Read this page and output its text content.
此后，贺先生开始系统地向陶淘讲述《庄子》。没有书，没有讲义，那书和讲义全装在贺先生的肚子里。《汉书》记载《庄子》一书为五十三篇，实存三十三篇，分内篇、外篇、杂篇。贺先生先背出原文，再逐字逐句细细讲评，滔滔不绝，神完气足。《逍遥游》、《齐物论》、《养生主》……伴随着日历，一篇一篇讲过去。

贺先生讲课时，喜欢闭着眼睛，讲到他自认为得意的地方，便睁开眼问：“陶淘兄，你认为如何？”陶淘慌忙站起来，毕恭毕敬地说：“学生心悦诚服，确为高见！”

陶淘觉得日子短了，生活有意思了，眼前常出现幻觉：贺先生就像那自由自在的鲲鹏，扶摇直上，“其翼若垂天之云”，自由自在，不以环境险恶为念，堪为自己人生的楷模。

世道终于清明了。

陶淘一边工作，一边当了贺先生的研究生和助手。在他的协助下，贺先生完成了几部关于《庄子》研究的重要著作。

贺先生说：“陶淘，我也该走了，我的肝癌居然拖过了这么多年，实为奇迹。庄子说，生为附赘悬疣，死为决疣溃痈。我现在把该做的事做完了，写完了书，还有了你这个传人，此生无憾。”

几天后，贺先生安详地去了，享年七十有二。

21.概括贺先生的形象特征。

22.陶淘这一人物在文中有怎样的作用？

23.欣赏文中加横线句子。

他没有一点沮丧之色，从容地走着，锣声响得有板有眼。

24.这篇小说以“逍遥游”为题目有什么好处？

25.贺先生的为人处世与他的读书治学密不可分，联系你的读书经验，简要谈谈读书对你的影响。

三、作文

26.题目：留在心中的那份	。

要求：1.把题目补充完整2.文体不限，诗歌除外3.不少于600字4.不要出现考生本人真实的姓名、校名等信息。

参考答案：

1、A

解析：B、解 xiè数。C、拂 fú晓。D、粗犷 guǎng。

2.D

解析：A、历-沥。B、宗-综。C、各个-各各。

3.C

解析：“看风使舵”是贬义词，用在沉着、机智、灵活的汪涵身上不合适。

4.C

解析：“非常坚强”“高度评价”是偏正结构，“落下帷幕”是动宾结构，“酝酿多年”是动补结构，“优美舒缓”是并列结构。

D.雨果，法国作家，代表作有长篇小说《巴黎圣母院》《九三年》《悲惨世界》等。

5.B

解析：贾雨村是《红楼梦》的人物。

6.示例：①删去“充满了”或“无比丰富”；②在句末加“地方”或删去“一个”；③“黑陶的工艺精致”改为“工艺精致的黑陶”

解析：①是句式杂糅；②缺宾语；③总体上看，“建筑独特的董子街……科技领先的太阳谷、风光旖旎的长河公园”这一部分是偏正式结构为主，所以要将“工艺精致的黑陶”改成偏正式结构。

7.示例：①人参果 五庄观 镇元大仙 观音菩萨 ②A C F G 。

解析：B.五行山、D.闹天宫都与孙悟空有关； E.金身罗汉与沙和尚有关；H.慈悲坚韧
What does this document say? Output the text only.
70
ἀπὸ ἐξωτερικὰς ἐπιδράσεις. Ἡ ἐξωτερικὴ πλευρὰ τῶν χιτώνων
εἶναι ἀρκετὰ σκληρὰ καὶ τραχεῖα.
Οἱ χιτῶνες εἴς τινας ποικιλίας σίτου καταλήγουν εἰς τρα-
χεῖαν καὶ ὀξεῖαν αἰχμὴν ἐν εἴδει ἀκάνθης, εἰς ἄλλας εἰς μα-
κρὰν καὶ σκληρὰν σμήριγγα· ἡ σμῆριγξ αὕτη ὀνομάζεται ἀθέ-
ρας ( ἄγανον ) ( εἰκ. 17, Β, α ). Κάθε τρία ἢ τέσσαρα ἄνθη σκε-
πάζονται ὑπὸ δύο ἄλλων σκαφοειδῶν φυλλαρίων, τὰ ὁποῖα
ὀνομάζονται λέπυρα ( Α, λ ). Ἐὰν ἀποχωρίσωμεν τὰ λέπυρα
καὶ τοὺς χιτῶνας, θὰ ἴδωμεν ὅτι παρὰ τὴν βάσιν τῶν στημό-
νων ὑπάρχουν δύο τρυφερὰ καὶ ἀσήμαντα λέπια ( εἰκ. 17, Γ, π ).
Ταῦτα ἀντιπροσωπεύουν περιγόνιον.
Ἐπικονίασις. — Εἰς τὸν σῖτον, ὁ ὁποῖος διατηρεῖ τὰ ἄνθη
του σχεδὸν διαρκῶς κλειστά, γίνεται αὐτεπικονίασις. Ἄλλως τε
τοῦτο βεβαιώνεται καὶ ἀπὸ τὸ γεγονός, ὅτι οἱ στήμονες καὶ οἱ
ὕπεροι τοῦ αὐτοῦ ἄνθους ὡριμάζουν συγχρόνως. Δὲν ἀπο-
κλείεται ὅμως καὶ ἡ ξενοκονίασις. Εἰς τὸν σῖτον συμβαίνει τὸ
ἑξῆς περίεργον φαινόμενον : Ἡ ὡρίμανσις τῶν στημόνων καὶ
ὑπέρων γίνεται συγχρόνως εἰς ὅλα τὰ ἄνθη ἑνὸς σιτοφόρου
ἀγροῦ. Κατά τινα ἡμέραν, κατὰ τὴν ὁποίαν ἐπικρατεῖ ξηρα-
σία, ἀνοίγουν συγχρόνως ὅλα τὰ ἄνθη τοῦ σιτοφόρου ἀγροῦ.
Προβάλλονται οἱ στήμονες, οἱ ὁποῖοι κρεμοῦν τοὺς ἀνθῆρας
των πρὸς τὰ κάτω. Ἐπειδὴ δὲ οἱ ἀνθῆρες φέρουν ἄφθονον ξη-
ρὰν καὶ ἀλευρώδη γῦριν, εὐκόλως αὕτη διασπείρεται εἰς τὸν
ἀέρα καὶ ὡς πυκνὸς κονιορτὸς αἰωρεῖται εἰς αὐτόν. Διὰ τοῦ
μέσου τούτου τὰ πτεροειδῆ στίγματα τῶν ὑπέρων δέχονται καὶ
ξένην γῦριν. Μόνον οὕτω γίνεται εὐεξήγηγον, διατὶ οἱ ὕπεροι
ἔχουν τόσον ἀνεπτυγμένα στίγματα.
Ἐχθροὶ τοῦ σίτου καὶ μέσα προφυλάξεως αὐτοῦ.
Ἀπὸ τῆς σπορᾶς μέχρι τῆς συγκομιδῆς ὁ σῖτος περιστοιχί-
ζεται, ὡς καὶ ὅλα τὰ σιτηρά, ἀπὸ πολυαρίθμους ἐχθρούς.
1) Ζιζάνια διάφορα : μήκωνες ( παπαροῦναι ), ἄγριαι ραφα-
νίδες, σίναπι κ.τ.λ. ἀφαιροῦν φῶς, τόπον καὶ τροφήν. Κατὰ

Task objective: Pull out all lines in the data above that include "αὐτοῦ".

Response to the task:
ὕπεροι τοῦ αὐτοῦ ἄνθους ὡριμάζουν συγχρόνως. Δὲν ἀπο-
Ἐχθροὶ τοῦ σίτου καὶ μέσα προφυλάξεως αὐτοῦ.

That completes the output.